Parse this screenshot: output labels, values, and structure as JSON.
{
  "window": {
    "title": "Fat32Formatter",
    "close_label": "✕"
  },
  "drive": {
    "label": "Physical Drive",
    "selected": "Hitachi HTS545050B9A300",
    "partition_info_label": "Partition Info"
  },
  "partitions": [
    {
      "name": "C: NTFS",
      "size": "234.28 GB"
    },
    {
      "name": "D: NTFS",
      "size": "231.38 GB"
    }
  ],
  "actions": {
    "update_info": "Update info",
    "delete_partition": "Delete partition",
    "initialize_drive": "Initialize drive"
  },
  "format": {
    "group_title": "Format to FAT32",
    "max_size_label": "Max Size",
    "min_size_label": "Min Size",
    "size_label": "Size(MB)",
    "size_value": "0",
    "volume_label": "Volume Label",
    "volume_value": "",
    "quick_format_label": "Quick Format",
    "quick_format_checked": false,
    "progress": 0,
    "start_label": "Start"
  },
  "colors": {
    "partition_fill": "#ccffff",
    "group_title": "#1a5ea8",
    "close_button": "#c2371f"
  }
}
┄┄┄┄┄┄
> [WORK INSTRUCTIONS] Restate every line of the data word for word.

> [WORKED SOLUTION]
Parse this screenshot: output labels, values, and structure as JSON.
{
  "window": {
    "title": "Fat32Formatter",
    "close_label": "✕"
  },
  "drive": {
    "label": "Physical Drive",
    "selected": "Hitachi HTS545050B9A300",
    "partition_info_label": "Partition Info"
  },
  "partitions": [
    {
      "name": "C: NTFS",
      "size": "234.28 GB"
    },
    {
      "name": "D: NTFS",
      "size": "231.38 GB"
    }
  ],
  "actions": {
    "update_info": "Update info",
    "delete_partition": "Delete partition",
    "initialize_drive": "Initialize drive"
  },
  "format": {
    "group_title": "Format to FAT32",
    "max_size_label": "Max Size",
    "min_size_label": "Min Size",
    "size_label": "Size(MB)",
    "size_value": "0",
    "volume_label": "Volume Label",
    "volume_value": "",
    "quick_format_label": "Quick Format",
    "quick_format_checked": false,
    "progress": 0,
    "start_label": "Start"
  },
  "colors": {
    "partition_fill": "#ccffff",
    "group_title": "#1a5ea8",
    "close_button": "#c2371f"
  }
}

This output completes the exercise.